[Collection entries]
▶
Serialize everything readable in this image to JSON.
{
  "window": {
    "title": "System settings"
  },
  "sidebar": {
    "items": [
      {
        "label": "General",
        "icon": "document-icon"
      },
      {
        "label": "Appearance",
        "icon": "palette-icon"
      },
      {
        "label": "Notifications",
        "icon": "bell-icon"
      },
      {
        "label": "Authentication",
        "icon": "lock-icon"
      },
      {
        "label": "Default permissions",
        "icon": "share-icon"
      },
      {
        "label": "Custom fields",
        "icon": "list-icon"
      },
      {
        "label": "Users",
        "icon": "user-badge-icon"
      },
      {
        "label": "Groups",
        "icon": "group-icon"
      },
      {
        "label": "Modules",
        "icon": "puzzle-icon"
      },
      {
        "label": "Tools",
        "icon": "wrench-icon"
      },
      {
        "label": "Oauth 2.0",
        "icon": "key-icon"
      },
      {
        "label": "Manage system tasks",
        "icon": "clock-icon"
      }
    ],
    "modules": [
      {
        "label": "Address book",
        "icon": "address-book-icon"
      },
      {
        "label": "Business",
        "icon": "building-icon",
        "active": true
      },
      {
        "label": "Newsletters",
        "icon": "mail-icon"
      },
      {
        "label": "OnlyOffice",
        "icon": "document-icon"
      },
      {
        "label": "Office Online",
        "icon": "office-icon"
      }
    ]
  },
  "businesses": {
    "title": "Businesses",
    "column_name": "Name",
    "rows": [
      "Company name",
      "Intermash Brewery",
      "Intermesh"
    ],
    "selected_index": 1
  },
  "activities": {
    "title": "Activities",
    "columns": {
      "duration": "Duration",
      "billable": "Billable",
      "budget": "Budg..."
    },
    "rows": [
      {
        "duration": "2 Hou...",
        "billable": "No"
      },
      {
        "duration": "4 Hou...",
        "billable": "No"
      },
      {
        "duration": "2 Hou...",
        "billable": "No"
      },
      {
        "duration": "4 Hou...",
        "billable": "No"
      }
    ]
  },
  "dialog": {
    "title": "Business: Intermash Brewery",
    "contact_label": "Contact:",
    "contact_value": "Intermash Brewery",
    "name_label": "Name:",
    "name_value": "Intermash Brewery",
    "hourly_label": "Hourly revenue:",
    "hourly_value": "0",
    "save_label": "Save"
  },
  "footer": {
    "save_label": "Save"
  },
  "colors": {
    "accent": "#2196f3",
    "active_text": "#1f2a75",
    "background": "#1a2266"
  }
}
◀
Each line that holds the word "title" is to be copied.

_Result below_.
    "title": "System settings"
    "title": "Businesses",
    "title": "Activities",
    "title": "Business: Intermash Brewery",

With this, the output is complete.